The exercise asks you to copy every line below in which "this" appears.

### DATA FOR THE TASK

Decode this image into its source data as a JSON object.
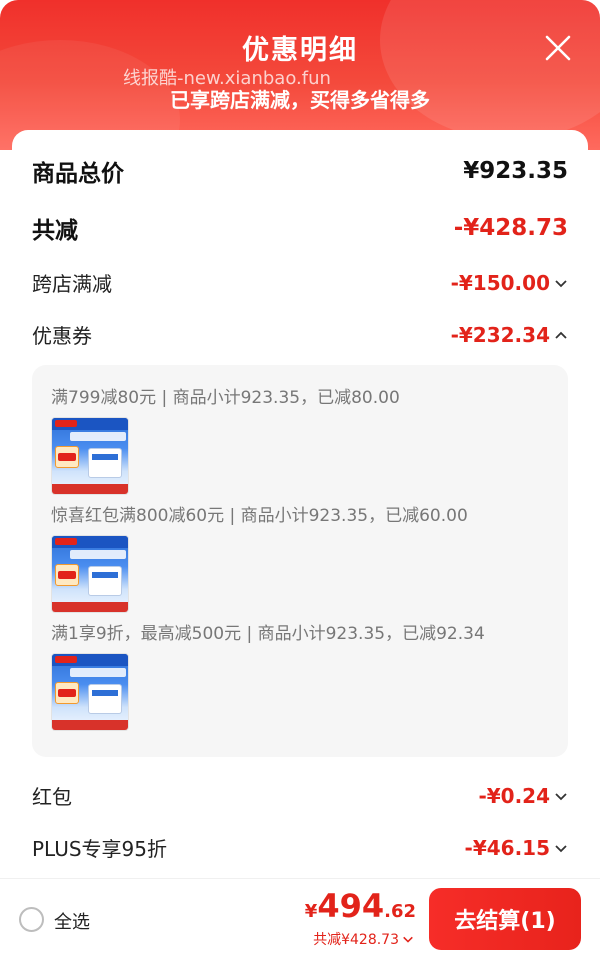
{
  "header": {
    "title": "优惠明细",
    "watermark": "线报酷-new.xianbao.fun",
    "subtitle": "已享跨店满减，买得多省得多"
  },
  "summary": {
    "goods_total_label": "商品总价",
    "goods_total_value": "¥923.35",
    "total_discount_label": "共减",
    "total_discount_value": "-¥428.73",
    "cross_store_label": "跨店满减",
    "cross_store_value": "-¥150.00",
    "coupon_label": "优惠券",
    "coupon_value": "-¥232.34",
    "red_packet_label": "红包",
    "red_packet_value": "-¥0.24",
    "plus_label": "PLUS专享95折",
    "plus_value": "-¥46.15"
  },
  "coupons": [
    {
      "text": "满799减80元 | 商品小计923.35，已减80.00"
    },
    {
      "text": "惊喜红包满800减60元 | 商品小计923.35，已减60.00"
    },
    {
      "text": "满1享9折，最高减500元 | 商品小计923.35，已减92.34"
    }
  ],
  "footer": {
    "select_all": "全选",
    "price_currency": "¥",
    "price_int": "494",
    "price_dec": ".62",
    "saved_text": "共减¥428.73",
    "checkout_label": "去结算(1)"
  },
  "colors": {
    "accent_red": "#e2231a",
    "header_red": "#f0302b",
    "coupon_bg": "#f6f6f6"
  },
  "icons": [
    "close-icon",
    "chevron-down-icon",
    "chevron-up-icon",
    "radio-icon"
  ]
}
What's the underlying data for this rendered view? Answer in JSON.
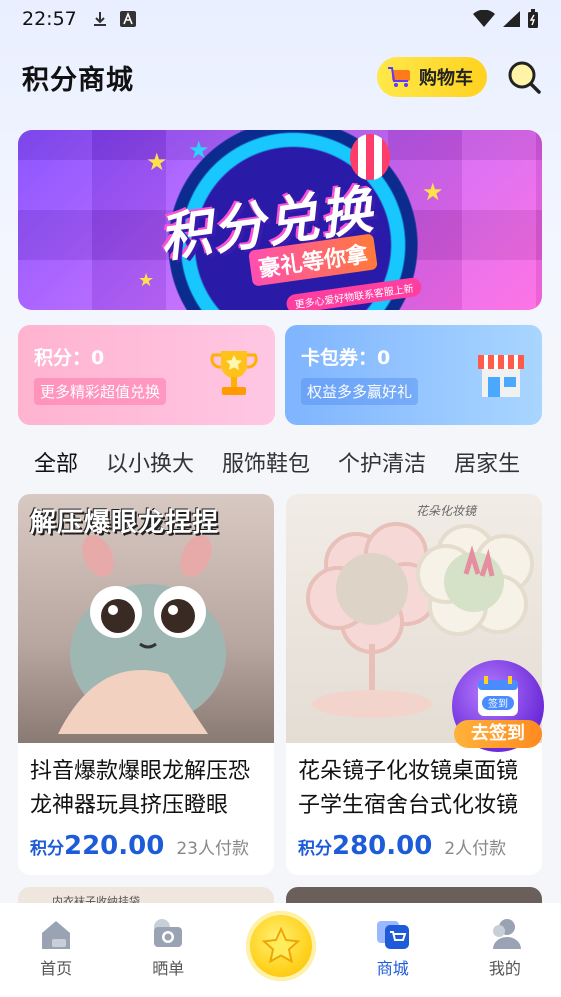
{
  "status_bar": {
    "time": "22:57"
  },
  "header": {
    "title": "积分商城",
    "cart_label": "购物车"
  },
  "banner": {
    "title": "积分兑换",
    "subtitle": "豪礼等你拿",
    "note": "更多心爱好物联系客服上新"
  },
  "cards": {
    "points": {
      "label": "积分：0",
      "sub": "更多精彩超值兑换"
    },
    "coupons": {
      "label": "卡包券：0",
      "sub": "权益多多赢好礼"
    }
  },
  "tabs": [
    {
      "label": "全部",
      "active": true
    },
    {
      "label": "以小换大"
    },
    {
      "label": "服饰鞋包"
    },
    {
      "label": "个护清洁"
    },
    {
      "label": "居家生"
    }
  ],
  "products": [
    {
      "image_caption": "解压爆眼龙捏捏",
      "name": "抖音爆款爆眼龙解压恐龙神器玩具挤压瞪眼",
      "price_label": "积分",
      "price": "220.00",
      "paid": "23人付款"
    },
    {
      "image_caption": "花朵化妆镜",
      "name": "花朵镜子化妆镜桌面镜子学生宿舍台式化妆镜",
      "price_label": "积分",
      "price": "280.00",
      "paid": "2人付款"
    }
  ],
  "peek": {
    "text": "内衣袜子收纳挂袋"
  },
  "checkin": {
    "label": "去签到",
    "badge": "签到"
  },
  "bottom_nav": [
    {
      "label": "首页"
    },
    {
      "label": "晒单"
    },
    {
      "label": "商城",
      "active": true
    },
    {
      "label": "我的"
    }
  ],
  "colors": {
    "accent": "#1d5bd8",
    "cart_bg": "#ffd21f",
    "points_card": "#ffb3cf",
    "coupon_card": "#7fb4ff"
  }
}
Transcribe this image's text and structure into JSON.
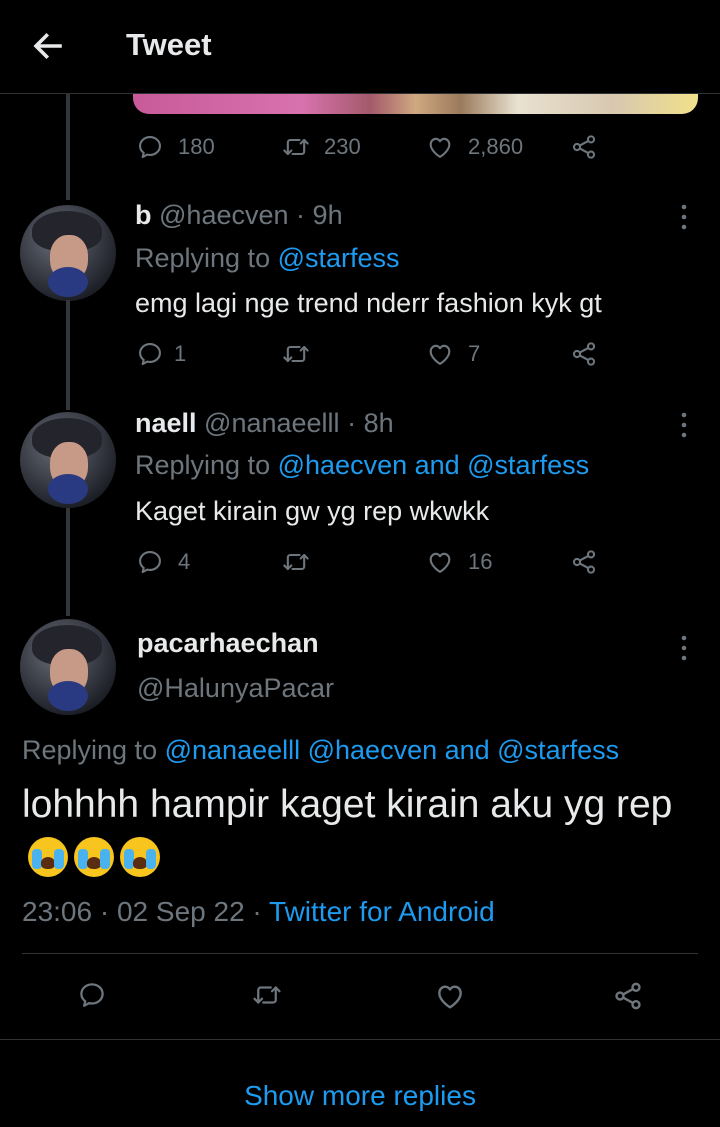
{
  "header": {
    "title": "Tweet"
  },
  "top_tweet": {
    "replies": "180",
    "retweets": "230",
    "likes": "2,860"
  },
  "replies": [
    {
      "display_name": "b",
      "handle": "@haecven",
      "time": "9h",
      "replying_prefix": "Replying to",
      "replying_to": "@starfess",
      "text": "emg lagi nge trend nderr fashion kyk gt",
      "reply_count": "1",
      "retweet_count": "",
      "like_count": "7"
    },
    {
      "display_name": "naell",
      "handle": "@nanaeelll",
      "time": "8h",
      "replying_prefix": "Replying to",
      "replying_to": "@haecven and @starfess",
      "text": "Kaget kirain gw yg rep wkwkk",
      "reply_count": "4",
      "retweet_count": "",
      "like_count": "16"
    }
  ],
  "main_tweet": {
    "display_name": "pacarhaechan",
    "handle": "@HalunyaPacar",
    "replying_prefix": "Replying to",
    "replying_to": "@nanaeelll @haecven and @starfess",
    "text": "lohhhh hampir kaget kirain aku yg rep",
    "emoji": "loudly-crying-face x3",
    "time": "23:06",
    "date": "02 Sep 22",
    "source": "Twitter for Android"
  },
  "show_more_label": "Show more replies",
  "colors": {
    "background": "#000000",
    "text": "#e7e9ea",
    "muted": "#6e767d",
    "accent": "#1d9bf0"
  },
  "icons": [
    "back-arrow-icon",
    "reply-icon",
    "retweet-icon",
    "like-icon",
    "share-icon",
    "more-icon"
  ]
}
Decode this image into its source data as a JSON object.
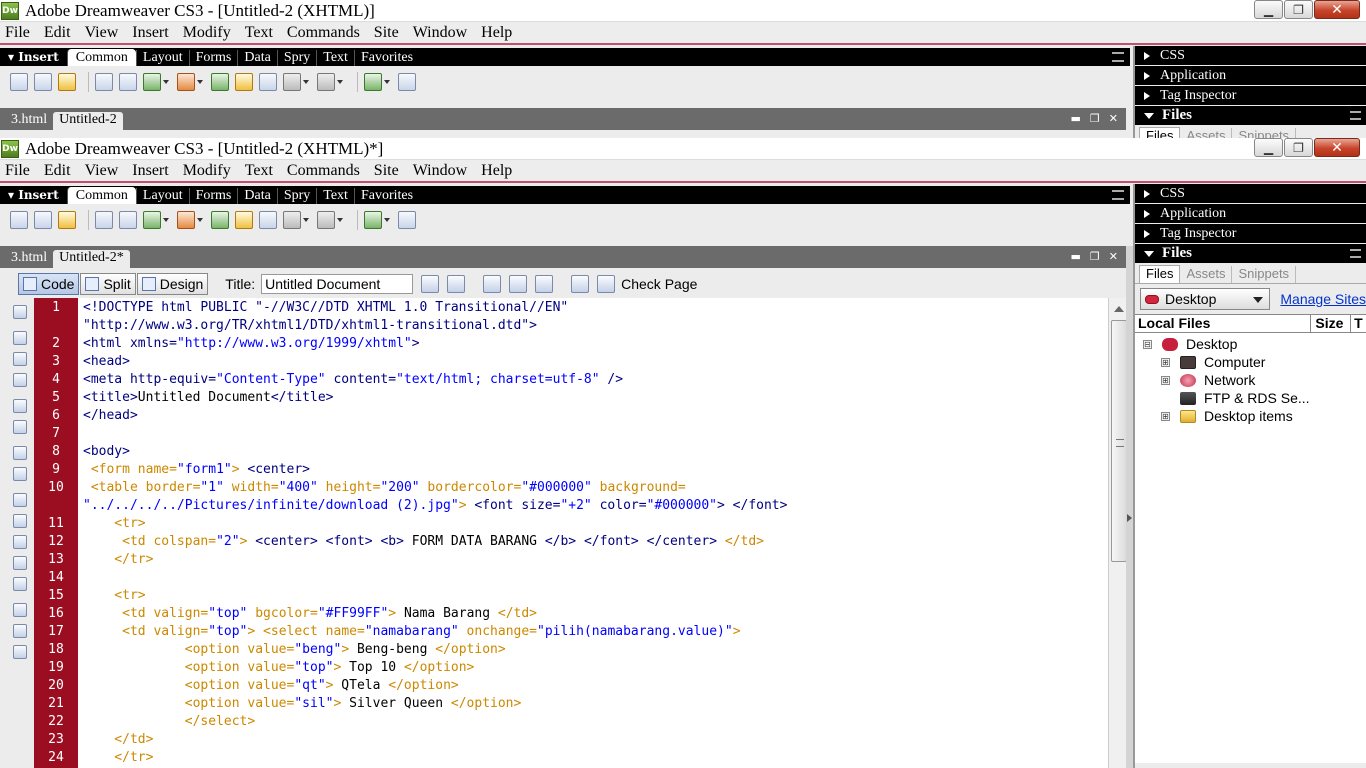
{
  "app": {
    "title_back": "Adobe Dreamweaver CS3 - [Untitled-2 (XHTML)]",
    "title_front": "Adobe Dreamweaver CS3 - [Untitled-2 (XHTML)*]",
    "logo": "Dw"
  },
  "menu": [
    "File",
    "Edit",
    "View",
    "Insert",
    "Modify",
    "Text",
    "Commands",
    "Site",
    "Window",
    "Help"
  ],
  "insert": {
    "label": "Insert",
    "tabs": [
      "Common",
      "Layout",
      "Forms",
      "Data",
      "Spry",
      "Text",
      "Favorites"
    ]
  },
  "panels": {
    "collapsed": [
      "CSS",
      "Application",
      "Tag Inspector"
    ],
    "files": {
      "header": "Files",
      "tabs": [
        "Files",
        "Assets",
        "Snippets"
      ],
      "site_select": "Desktop",
      "manage_link": "Manage Sites",
      "columns": [
        "Local Files",
        "Size",
        "T"
      ],
      "tree": [
        {
          "label": "Desktop",
          "level": 0,
          "expander": "⊟",
          "icon": "desktop-icon"
        },
        {
          "label": "Computer",
          "level": 1,
          "expander": "⊞",
          "icon": "computer-icon"
        },
        {
          "label": "Network",
          "level": 1,
          "expander": "⊞",
          "icon": "network-icon"
        },
        {
          "label": "FTP & RDS Se...",
          "level": 1,
          "expander": "",
          "icon": "ftp-icon"
        },
        {
          "label": "Desktop items",
          "level": 1,
          "expander": "⊞",
          "icon": "folder-icon"
        }
      ]
    }
  },
  "docs": {
    "tabs_back": [
      "3.html",
      "Untitled-2"
    ],
    "tabs_front": [
      "3.html",
      "Untitled-2*"
    ]
  },
  "doc_toolbar": {
    "code": "Code",
    "split": "Split",
    "design": "Design",
    "title_label": "Title:",
    "title_value": "Untitled Document",
    "check_page": "Check Page"
  },
  "code_lines": [
    {
      "n": "1",
      "spans": [
        [
          "t-tag",
          "<!DOCTYPE html PUBLIC \"-//W3C//DTD XHTML 1.0 Transitional//EN\""
        ]
      ]
    },
    {
      "n": "",
      "spans": [
        [
          "t-tag",
          "\"http://www.w3.org/TR/xhtml1/DTD/xhtml1-transitional.dtd\">"
        ]
      ]
    },
    {
      "n": "2",
      "spans": [
        [
          "t-tag",
          "<html "
        ],
        [
          "t-attr",
          "xmlns="
        ],
        [
          "t-val",
          "\"http://www.w3.org/1999/xhtml\""
        ],
        [
          "t-tag",
          ">"
        ]
      ]
    },
    {
      "n": "3",
      "spans": [
        [
          "t-tag",
          "<head>"
        ]
      ]
    },
    {
      "n": "4",
      "spans": [
        [
          "t-tag",
          "<meta "
        ],
        [
          "t-attr",
          "http-equiv="
        ],
        [
          "t-val",
          "\"Content-Type\""
        ],
        [
          "t-attr",
          " content="
        ],
        [
          "t-val",
          "\"text/html; charset=utf-8\""
        ],
        [
          "t-tag",
          " />"
        ]
      ]
    },
    {
      "n": "5",
      "spans": [
        [
          "t-tag",
          "<title>"
        ],
        [
          "t-txt",
          "Untitled Document"
        ],
        [
          "t-tag",
          "</title>"
        ]
      ]
    },
    {
      "n": "6",
      "spans": [
        [
          "t-tag",
          "</head>"
        ]
      ]
    },
    {
      "n": "7",
      "spans": [
        [
          "t-txt",
          ""
        ]
      ]
    },
    {
      "n": "8",
      "spans": [
        [
          "t-tag",
          "<body>"
        ]
      ]
    },
    {
      "n": "9",
      "spans": [
        [
          "t-org",
          " <form "
        ],
        [
          "t-org",
          "name="
        ],
        [
          "t-val",
          "\"form1\""
        ],
        [
          "t-org",
          ">"
        ],
        [
          "t-tag",
          " <center>"
        ]
      ]
    },
    {
      "n": "10",
      "spans": [
        [
          "t-org",
          " <table "
        ],
        [
          "t-org",
          "border="
        ],
        [
          "t-val",
          "\"1\""
        ],
        [
          "t-org",
          " width="
        ],
        [
          "t-val",
          "\"400\""
        ],
        [
          "t-org",
          " height="
        ],
        [
          "t-val",
          "\"200\""
        ],
        [
          "t-org",
          " bordercolor="
        ],
        [
          "t-val",
          "\"#000000\""
        ],
        [
          "t-org",
          " background="
        ]
      ]
    },
    {
      "n": "",
      "spans": [
        [
          "t-val",
          "\"../../../../Pictures/infinite/download (2).jpg\""
        ],
        [
          "t-org",
          ">"
        ],
        [
          "t-tag",
          " <font "
        ],
        [
          "t-attr",
          "size="
        ],
        [
          "t-val",
          "\"+2\""
        ],
        [
          "t-attr",
          " color="
        ],
        [
          "t-val",
          "\"#000000\""
        ],
        [
          "t-tag",
          "> </font>"
        ]
      ]
    },
    {
      "n": "11",
      "spans": [
        [
          "t-org",
          "    <tr>"
        ]
      ]
    },
    {
      "n": "12",
      "spans": [
        [
          "t-org",
          "     <td "
        ],
        [
          "t-org",
          "colspan="
        ],
        [
          "t-val",
          "\"2\""
        ],
        [
          "t-org",
          ">"
        ],
        [
          "t-tag",
          " <center> <font> <b> "
        ],
        [
          "t-txt",
          "FORM DATA BARANG "
        ],
        [
          "t-tag",
          "</b> </font> </center> "
        ],
        [
          "t-org",
          "</td>"
        ]
      ]
    },
    {
      "n": "13",
      "spans": [
        [
          "t-org",
          "    </tr>"
        ]
      ]
    },
    {
      "n": "14",
      "spans": [
        [
          "t-txt",
          ""
        ]
      ]
    },
    {
      "n": "15",
      "spans": [
        [
          "t-org",
          "    <tr>"
        ]
      ]
    },
    {
      "n": "16",
      "spans": [
        [
          "t-org",
          "     <td "
        ],
        [
          "t-org",
          "valign="
        ],
        [
          "t-val",
          "\"top\""
        ],
        [
          "t-org",
          " bgcolor="
        ],
        [
          "t-val",
          "\"#FF99FF\""
        ],
        [
          "t-org",
          ">"
        ],
        [
          "t-txt",
          " Nama Barang "
        ],
        [
          "t-org",
          "</td>"
        ]
      ]
    },
    {
      "n": "17",
      "spans": [
        [
          "t-org",
          "     <td "
        ],
        [
          "t-org",
          "valign="
        ],
        [
          "t-val",
          "\"top\""
        ],
        [
          "t-org",
          ">"
        ],
        [
          "t-org",
          " <select "
        ],
        [
          "t-org",
          "name="
        ],
        [
          "t-val",
          "\"namabarang\""
        ],
        [
          "t-org",
          " onchange="
        ],
        [
          "t-val",
          "\"pilih(namabarang.value)\""
        ],
        [
          "t-org",
          ">"
        ]
      ]
    },
    {
      "n": "18",
      "spans": [
        [
          "t-org",
          "             <option "
        ],
        [
          "t-org",
          "value="
        ],
        [
          "t-val",
          "\"beng\""
        ],
        [
          "t-org",
          ">"
        ],
        [
          "t-txt",
          " Beng-beng "
        ],
        [
          "t-org",
          "</option>"
        ]
      ]
    },
    {
      "n": "19",
      "spans": [
        [
          "t-org",
          "             <option "
        ],
        [
          "t-org",
          "value="
        ],
        [
          "t-val",
          "\"top\""
        ],
        [
          "t-org",
          ">"
        ],
        [
          "t-txt",
          " Top 10 "
        ],
        [
          "t-org",
          "</option>"
        ]
      ]
    },
    {
      "n": "20",
      "spans": [
        [
          "t-org",
          "             <option "
        ],
        [
          "t-org",
          "value="
        ],
        [
          "t-val",
          "\"qt\""
        ],
        [
          "t-org",
          ">"
        ],
        [
          "t-txt",
          " QTela "
        ],
        [
          "t-org",
          "</option>"
        ]
      ]
    },
    {
      "n": "21",
      "spans": [
        [
          "t-org",
          "             <option "
        ],
        [
          "t-org",
          "value="
        ],
        [
          "t-val",
          "\"sil\""
        ],
        [
          "t-org",
          ">"
        ],
        [
          "t-txt",
          " Silver Queen "
        ],
        [
          "t-org",
          "</option>"
        ]
      ]
    },
    {
      "n": "22",
      "spans": [
        [
          "t-org",
          "             </select>"
        ]
      ]
    },
    {
      "n": "23",
      "spans": [
        [
          "t-org",
          "    </td>"
        ]
      ]
    },
    {
      "n": "24",
      "spans": [
        [
          "t-org",
          "    </tr>"
        ]
      ]
    }
  ]
}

######

- _TASK RESPONSE_:
Decode this image into its source data as a JSON object.
What's the underlying data for this rendered view? Answer in JSON.
Transcribe this image's text and structure into JSON.
Decode this image into its source data as a JSON object.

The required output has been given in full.